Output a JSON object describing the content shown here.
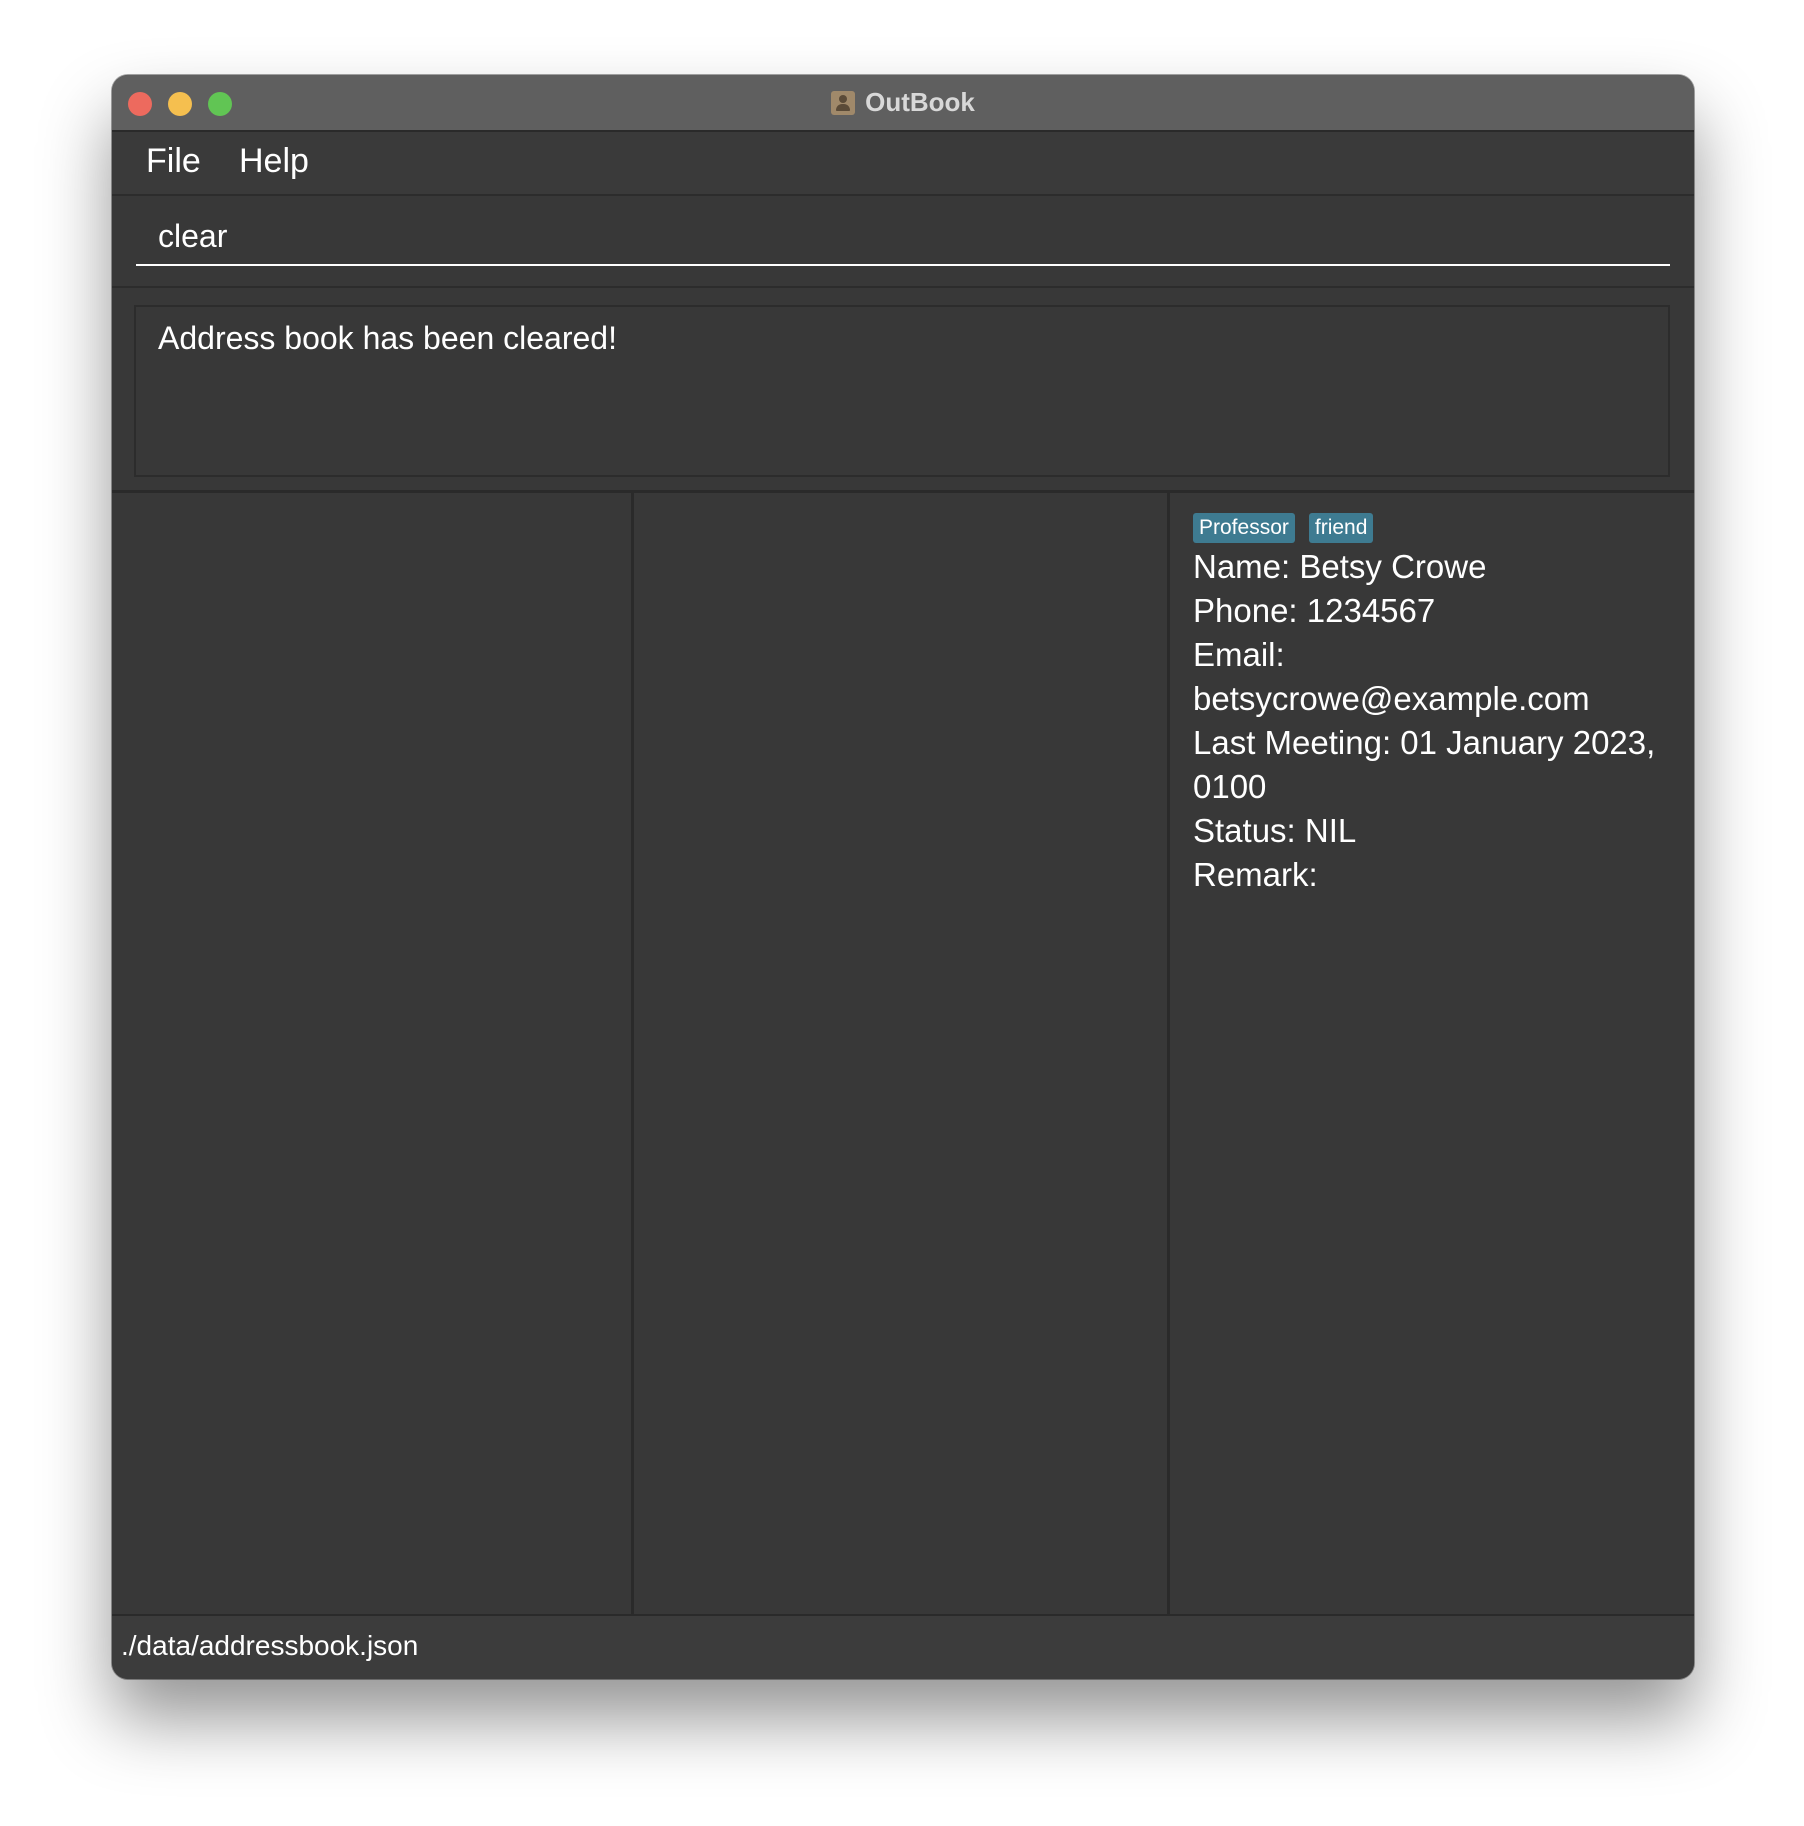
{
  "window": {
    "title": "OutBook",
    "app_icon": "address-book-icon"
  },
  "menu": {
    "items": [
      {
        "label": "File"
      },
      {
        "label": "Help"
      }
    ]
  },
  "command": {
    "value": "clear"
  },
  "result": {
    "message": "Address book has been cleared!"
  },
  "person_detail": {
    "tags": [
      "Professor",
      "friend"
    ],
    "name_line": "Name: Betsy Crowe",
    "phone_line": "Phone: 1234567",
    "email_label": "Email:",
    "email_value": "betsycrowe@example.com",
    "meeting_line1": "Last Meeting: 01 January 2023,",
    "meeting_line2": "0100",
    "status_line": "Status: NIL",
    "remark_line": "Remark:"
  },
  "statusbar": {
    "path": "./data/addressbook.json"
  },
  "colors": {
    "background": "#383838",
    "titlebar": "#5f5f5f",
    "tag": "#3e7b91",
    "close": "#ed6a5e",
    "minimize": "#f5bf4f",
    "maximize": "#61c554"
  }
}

> _Description of the task_: Every line above should be returned exactly; the pictures stay out.

> _Task output_:
Output a JSON object describing the content shown here.
{
  "window": {
    "title": "OutBook",
    "app_icon": "address-book-icon"
  },
  "menu": {
    "items": [
      {
        "label": "File"
      },
      {
        "label": "Help"
      }
    ]
  },
  "command": {
    "value": "clear"
  },
  "result": {
    "message": "Address book has been cleared!"
  },
  "person_detail": {
    "tags": [
      "Professor",
      "friend"
    ],
    "name_line": "Name: Betsy Crowe",
    "phone_line": "Phone: 1234567",
    "email_label": "Email:",
    "email_value": "betsycrowe@example.com",
    "meeting_line1": "Last Meeting: 01 January 2023,",
    "meeting_line2": "0100",
    "status_line": "Status: NIL",
    "remark_line": "Remark:"
  },
  "statusbar": {
    "path": "./data/addressbook.json"
  },
  "colors": {
    "background": "#383838",
    "titlebar": "#5f5f5f",
    "tag": "#3e7b91",
    "close": "#ed6a5e",
    "minimize": "#f5bf4f",
    "maximize": "#61c554"
  }
}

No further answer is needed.